# Article:

The reason people test for fit to the Normal distribution is… well, to be honest, it’s typically because they read a statistics textbook written by a statistician who should have known better. Given how old some statistics textbooks are, the statistician probably does know better now.

If you want \(\bar X\) to have a Normal distribution, and the \(X\)s are independent, it is necessary and sufficient that the \(X\)s are Normal6. If you just want \(\bar X\) to have approximately a Normal distribution – as you do – it is sufficient, but far from necessary.

If the sample size is large enough, \(\bar X\) will always have approximately a Normal distribution. In small-enough samples your test will not have useful power; in large-enough samples you don’t need \(X\) to be Normal; there’s potentially a middle ground. “Large enough” depends on the distribution of \(X\), and primarily on outliers in \(X\): if the \(X\)s all have the same distribution, it’s primarily the skewness and kurtosis of \(X\). So if that’s why you’re doing a Normality test you should want a test that pays most attention to the skewness and kurtosis. There are tests like that; you have to worry about how to weight the two moments, and so on, and they look a bit ad hoc, but that’s basically Latin for “actually relevant to the question we’re talking about”, so I’m ok with it.

According to Patrick Royston7, who knows a lot about the Shapiro-Wilk test,

Its power characteristics are well known and may be summarized by saying that it is strongest against short-tailed (platykurtic) and skew distributions and weakest against symmetric moderately long- tailed (leptokurtic) distributions.

That’s not what we’re looking for as a pre-test before analysing means. It’s powerful against too many alternatives, including some we don’t care about, so it has to have lost power against the alternatives we do care about.

On top of that, the Shapiro-Wilk test is an example of an approach I don’t like. One reasonably good way of looking at distributional fit is to draw a quantile-quantile plot. The plot is easy to draw (we have to do a bit of thinning for large data sets) and reasonably easy to interpret. The basic shape of the plot isn’t sensitive to the sample size. Shapiro and Wilk said

This study was initiated, in part, in an attempt to summarize formally certain indications of probability plots. In particular, could one condense departures from statistical linearity of probability plots into one or a few ‘degrees of freedom’ in the manner of the application of analysis of variance in regression analysis…

One obviously could: Shapiro and Wilk’s \(W\) statistic is (proportional to) the slope of a linear regression of \(X\) on the qq-plot (after scaling \(X\) to unit variance). The maximum possible value of \(W\) is 1. If the \(X\)s are all from the same Normal distribution, \(W\) converges to 1 as the sample size increases, and if they aren’t it converges to some number less than 1. The actual sampling distribution of \(W\), however, is ridiculously complicated. Well, Shapiro and Wilk derived it for \(n=3\), but it quickly becomes complicated. The paper by Patrick Royston that I mentioned? It empirically fits a three-parameter log-normal distribution to \(\log(1-W)\) for \(4\leq n\leq 11\) and a two-parameter log-normal to \(1-W\) for \(12\leq n\leq 2000\). Those formulas are what R uses.

# Exercise:
Repeat the passage of the Normality-testing text that begins at the words "According to Patrick" and stops after the words "tailed (leptokurtic) distributions.".

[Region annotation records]
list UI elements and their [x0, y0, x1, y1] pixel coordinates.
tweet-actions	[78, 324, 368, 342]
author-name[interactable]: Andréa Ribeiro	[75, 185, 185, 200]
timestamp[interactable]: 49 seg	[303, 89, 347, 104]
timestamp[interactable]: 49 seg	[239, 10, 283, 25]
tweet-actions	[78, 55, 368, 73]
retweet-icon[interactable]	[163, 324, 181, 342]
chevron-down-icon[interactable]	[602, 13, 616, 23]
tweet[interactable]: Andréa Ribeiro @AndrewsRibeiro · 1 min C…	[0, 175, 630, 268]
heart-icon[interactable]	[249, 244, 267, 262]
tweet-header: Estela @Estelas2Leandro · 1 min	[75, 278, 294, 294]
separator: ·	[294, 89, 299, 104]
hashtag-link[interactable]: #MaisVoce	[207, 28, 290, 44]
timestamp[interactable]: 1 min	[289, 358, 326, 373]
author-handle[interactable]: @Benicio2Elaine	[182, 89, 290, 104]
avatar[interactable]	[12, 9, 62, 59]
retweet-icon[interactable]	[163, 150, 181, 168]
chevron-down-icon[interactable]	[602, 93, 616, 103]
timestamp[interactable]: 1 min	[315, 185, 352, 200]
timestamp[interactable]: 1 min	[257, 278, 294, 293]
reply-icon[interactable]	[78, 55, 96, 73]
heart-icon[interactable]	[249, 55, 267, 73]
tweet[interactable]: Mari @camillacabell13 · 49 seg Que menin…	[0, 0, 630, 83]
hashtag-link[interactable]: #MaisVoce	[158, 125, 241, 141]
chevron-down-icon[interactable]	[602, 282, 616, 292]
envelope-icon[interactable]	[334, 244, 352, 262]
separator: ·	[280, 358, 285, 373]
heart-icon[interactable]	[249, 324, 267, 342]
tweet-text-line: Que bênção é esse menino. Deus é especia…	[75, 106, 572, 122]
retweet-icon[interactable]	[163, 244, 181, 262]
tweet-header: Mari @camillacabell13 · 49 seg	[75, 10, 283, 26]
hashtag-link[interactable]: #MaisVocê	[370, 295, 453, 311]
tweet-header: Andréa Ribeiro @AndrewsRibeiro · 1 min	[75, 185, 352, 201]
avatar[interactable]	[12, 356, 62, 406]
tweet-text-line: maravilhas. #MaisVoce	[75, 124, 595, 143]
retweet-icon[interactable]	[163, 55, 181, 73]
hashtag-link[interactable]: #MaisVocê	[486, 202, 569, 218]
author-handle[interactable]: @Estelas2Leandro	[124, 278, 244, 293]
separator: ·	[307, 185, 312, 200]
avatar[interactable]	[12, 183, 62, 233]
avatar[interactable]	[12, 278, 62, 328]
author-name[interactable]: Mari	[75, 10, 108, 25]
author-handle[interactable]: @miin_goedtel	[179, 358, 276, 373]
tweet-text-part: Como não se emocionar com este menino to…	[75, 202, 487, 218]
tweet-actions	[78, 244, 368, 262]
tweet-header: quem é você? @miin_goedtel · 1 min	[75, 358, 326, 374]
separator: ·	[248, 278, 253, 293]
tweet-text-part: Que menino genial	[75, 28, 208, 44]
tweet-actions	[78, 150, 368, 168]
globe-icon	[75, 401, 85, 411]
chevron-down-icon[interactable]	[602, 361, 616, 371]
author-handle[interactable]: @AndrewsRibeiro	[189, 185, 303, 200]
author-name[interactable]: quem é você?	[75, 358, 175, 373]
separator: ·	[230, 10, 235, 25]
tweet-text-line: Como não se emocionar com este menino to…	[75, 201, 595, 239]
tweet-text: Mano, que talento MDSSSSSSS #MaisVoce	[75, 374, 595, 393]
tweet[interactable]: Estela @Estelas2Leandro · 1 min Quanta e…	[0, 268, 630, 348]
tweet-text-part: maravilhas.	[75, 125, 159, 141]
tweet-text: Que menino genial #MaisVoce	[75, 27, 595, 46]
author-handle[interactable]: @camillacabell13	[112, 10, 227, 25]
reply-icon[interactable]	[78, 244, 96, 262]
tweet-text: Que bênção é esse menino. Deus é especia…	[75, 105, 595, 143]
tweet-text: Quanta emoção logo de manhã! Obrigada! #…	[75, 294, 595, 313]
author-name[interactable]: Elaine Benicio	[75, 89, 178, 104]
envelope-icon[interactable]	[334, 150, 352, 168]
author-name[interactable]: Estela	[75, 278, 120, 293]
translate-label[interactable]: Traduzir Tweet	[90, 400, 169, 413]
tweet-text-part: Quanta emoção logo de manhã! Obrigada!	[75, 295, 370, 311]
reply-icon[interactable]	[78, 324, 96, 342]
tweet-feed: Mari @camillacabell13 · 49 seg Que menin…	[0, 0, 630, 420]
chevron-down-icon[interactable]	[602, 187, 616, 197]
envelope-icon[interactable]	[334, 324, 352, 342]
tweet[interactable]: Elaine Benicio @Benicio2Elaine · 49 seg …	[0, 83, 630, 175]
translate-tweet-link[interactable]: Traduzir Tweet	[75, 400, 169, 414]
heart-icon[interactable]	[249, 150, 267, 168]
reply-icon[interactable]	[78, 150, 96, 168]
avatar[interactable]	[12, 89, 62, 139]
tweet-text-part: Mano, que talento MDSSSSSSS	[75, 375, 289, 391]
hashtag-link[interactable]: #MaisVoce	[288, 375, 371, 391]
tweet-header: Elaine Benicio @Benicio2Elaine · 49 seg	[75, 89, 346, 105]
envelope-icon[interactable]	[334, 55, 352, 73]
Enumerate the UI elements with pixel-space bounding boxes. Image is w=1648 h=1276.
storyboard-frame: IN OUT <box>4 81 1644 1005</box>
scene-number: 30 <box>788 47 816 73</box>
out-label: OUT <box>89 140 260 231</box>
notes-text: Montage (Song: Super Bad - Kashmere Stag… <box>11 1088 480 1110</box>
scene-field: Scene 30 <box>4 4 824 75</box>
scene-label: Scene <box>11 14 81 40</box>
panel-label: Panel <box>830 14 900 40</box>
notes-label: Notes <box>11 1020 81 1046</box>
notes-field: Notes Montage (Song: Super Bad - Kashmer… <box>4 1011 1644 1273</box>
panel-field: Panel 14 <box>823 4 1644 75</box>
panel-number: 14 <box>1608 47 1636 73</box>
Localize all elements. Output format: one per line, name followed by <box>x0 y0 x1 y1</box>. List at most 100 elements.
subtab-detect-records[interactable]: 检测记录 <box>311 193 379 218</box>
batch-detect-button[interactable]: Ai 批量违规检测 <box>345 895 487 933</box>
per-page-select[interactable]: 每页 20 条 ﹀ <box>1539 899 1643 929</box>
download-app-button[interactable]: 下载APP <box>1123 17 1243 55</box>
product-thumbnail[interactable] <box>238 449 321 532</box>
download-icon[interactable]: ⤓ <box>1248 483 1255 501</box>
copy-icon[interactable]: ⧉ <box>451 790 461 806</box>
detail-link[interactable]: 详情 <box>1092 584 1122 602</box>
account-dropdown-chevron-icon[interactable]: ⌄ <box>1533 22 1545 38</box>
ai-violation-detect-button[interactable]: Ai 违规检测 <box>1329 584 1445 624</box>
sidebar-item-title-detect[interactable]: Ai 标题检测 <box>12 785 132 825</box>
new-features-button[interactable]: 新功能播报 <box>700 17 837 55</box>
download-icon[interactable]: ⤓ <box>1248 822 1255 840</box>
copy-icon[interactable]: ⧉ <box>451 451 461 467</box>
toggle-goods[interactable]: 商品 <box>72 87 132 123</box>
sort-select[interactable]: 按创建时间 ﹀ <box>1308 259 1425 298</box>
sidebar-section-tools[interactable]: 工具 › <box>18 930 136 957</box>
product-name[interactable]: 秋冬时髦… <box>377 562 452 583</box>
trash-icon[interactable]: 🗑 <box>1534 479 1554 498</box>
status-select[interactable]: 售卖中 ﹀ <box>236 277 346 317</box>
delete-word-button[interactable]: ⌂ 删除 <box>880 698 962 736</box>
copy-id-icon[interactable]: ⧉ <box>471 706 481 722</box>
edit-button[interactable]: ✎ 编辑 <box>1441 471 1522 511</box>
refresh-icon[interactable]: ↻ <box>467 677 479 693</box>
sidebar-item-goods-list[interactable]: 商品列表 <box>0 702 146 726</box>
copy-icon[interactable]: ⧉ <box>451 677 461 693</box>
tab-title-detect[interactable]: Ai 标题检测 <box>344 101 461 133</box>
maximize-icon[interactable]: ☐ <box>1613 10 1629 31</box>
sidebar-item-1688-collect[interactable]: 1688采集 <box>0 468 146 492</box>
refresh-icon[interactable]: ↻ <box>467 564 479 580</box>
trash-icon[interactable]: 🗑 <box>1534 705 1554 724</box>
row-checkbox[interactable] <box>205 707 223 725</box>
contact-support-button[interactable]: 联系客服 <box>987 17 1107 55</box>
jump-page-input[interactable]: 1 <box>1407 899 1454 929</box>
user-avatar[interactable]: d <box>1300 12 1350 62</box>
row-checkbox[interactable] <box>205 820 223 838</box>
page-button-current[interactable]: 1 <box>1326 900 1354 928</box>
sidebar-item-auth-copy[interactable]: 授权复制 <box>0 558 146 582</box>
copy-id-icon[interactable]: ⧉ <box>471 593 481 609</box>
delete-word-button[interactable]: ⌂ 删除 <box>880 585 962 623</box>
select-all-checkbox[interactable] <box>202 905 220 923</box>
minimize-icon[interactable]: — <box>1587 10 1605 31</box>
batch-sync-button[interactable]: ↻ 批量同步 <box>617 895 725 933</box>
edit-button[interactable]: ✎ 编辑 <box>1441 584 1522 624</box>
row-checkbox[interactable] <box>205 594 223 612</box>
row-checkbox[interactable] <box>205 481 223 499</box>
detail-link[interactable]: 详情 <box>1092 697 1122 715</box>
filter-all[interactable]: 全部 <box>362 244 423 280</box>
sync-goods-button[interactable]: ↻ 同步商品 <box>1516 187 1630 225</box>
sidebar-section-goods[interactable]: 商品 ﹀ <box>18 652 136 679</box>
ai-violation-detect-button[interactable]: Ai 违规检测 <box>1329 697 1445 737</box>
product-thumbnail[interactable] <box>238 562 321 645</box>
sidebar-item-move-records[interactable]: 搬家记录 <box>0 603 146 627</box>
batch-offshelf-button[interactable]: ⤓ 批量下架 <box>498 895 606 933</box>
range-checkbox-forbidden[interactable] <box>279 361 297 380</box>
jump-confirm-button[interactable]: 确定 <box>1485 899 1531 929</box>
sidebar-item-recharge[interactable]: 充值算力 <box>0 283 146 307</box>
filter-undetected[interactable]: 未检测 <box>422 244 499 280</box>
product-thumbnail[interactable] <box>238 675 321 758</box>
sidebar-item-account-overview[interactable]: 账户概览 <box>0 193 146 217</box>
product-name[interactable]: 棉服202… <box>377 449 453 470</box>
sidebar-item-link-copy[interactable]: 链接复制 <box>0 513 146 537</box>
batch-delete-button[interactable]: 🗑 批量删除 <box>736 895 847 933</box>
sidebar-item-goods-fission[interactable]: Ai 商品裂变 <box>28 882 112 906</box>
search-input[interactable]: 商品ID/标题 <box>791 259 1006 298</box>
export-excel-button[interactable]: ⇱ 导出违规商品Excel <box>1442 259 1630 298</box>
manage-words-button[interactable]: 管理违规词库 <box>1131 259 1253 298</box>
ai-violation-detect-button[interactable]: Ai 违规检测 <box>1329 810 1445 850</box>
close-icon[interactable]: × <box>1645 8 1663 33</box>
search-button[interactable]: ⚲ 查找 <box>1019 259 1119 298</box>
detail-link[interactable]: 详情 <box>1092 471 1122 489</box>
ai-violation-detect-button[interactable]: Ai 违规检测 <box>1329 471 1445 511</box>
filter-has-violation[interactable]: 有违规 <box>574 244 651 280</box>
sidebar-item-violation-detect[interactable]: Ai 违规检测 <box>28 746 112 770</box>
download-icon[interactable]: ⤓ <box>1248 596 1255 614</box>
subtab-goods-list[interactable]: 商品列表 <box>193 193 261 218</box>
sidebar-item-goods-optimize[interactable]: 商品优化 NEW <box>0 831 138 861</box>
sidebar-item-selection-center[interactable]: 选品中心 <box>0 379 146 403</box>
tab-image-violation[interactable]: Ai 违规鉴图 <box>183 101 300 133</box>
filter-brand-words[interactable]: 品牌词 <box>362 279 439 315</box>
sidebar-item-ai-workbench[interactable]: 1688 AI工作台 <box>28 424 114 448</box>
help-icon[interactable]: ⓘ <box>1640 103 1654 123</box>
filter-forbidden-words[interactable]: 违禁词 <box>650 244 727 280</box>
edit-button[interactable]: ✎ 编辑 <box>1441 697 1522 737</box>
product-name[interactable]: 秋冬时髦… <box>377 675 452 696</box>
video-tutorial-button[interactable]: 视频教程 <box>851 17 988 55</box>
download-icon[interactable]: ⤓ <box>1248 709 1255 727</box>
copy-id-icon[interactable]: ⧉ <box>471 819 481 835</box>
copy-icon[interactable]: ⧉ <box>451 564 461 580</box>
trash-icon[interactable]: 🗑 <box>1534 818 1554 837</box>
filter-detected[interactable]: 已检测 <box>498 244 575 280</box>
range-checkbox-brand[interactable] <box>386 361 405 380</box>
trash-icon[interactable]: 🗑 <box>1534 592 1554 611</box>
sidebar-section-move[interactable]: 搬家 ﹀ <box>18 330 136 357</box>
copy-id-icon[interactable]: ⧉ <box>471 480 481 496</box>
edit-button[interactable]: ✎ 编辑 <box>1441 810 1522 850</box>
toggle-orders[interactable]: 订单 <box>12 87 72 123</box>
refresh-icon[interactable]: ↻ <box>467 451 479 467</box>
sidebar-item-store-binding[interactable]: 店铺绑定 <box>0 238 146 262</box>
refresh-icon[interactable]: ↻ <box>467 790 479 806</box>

# Completed exercise:
According to Patrick Royston7, who knows a lot about the Shapiro-Wilk test,

Its power characteristics are well known and may be summarized by saying that it is strongest against short-tailed (platykurtic) and skew distributions and weakest against symmetric moderately long- tailed (leptokurtic) distributions.